- _Job_: Extract the full set of records, then give each one again exactly.

- _Given entries_:
§ §

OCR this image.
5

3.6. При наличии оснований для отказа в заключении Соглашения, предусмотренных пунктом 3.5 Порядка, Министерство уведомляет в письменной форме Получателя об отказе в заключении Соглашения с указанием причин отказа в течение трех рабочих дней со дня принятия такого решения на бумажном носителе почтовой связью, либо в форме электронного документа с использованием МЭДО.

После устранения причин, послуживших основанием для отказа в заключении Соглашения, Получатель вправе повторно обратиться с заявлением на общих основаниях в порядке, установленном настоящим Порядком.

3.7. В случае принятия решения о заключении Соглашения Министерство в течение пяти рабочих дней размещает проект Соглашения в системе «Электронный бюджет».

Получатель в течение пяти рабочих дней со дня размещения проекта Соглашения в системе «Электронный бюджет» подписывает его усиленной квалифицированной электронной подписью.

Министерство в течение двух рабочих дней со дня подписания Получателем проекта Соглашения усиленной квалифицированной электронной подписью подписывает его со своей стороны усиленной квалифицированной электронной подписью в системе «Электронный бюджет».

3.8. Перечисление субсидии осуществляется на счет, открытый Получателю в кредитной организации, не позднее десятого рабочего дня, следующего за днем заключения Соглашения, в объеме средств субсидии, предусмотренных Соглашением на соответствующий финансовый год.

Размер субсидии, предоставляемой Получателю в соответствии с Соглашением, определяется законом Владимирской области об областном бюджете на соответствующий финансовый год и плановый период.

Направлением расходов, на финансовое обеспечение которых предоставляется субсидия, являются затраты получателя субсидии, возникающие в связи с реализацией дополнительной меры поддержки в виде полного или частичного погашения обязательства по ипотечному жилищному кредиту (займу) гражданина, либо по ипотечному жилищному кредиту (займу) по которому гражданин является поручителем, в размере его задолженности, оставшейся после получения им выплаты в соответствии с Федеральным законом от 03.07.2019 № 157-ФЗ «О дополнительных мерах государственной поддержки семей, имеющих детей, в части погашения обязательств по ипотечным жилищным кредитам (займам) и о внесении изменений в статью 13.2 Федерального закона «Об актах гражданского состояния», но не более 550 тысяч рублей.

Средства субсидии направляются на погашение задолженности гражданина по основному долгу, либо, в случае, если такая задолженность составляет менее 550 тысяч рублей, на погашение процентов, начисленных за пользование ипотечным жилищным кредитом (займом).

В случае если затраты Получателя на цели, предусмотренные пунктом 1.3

§ §

- _Task solution_:
OCR this image.
5

3.6. При наличии оснований для отказа в заключении Соглашения, предусмотренных пунктом 3.5 Порядка, Министерство уведомляет в письменной форме Получателя об отказе в заключении Соглашения с указанием причин отказа в течение трех рабочих дней со дня принятия такого решения на бумажном носителе почтовой связью, либо в форме электронного документа с использованием МЭДО.

После устранения причин, послуживших основанием для отказа в заключении Соглашения, Получатель вправе повторно обратиться с заявлением на общих основаниях в порядке, установленном настоящим Порядком.

3.7. В случае принятия решения о заключении Соглашения Министерство в течение пяти рабочих дней размещает проект Соглашения в системе «Электронный бюджет».

Получатель в течение пяти рабочих дней со дня размещения проекта Соглашения в системе «Электронный бюджет» подписывает его усиленной квалифицированной электронной подписью.

Министерство в течение двух рабочих дней со дня подписания Получателем проекта Соглашения усиленной квалифицированной электронной подписью подписывает его со своей стороны усиленной квалифицированной электронной подписью в системе «Электронный бюджет».

3.8. Перечисление субсидии осуществляется на счет, открытый Получателю в кредитной организации, не позднее десятого рабочего дня, следующего за днем заключения Соглашения, в объеме средств субсидии, предусмотренных Соглашением на соответствующий финансовый год.

Размер субсидии, предоставляемой Получателю в соответствии с Соглашением, определяется законом Владимирской области об областном бюджете на соответствующий финансовый год и плановый период.

Направлением расходов, на финансовое обеспечение которых предоставляется субсидия, являются затраты получателя субсидии, возникающие в связи с реализацией дополнительной меры поддержки в виде полного или частичного погашения обязательства по ипотечному жилищному кредиту (займу) гражданина, либо по ипотечному жилищному кредиту (займу) по которому гражданин является поручителем, в размере его задолженности, оставшейся после получения им выплаты в соответствии с Федеральным законом от 03.07.2019 № 157-ФЗ «О дополнительных мерах государственной поддержки семей, имеющих детей, в части погашения обязательств по ипотечным жилищным кредитам (займам) и о внесении изменений в статью 13.2 Федерального закона «Об актах гражданского состояния», но не более 550 тысяч рублей.

Средства субсидии направляются на погашение задолженности гражданина по основному долгу, либо, в случае, если такая задолженность составляет менее 550 тысяч рублей, на погашение процентов, начисленных за пользование ипотечным жилищным кредитом (займом).

В случае если затраты Получателя на цели, предусмотренные пунктом 1.3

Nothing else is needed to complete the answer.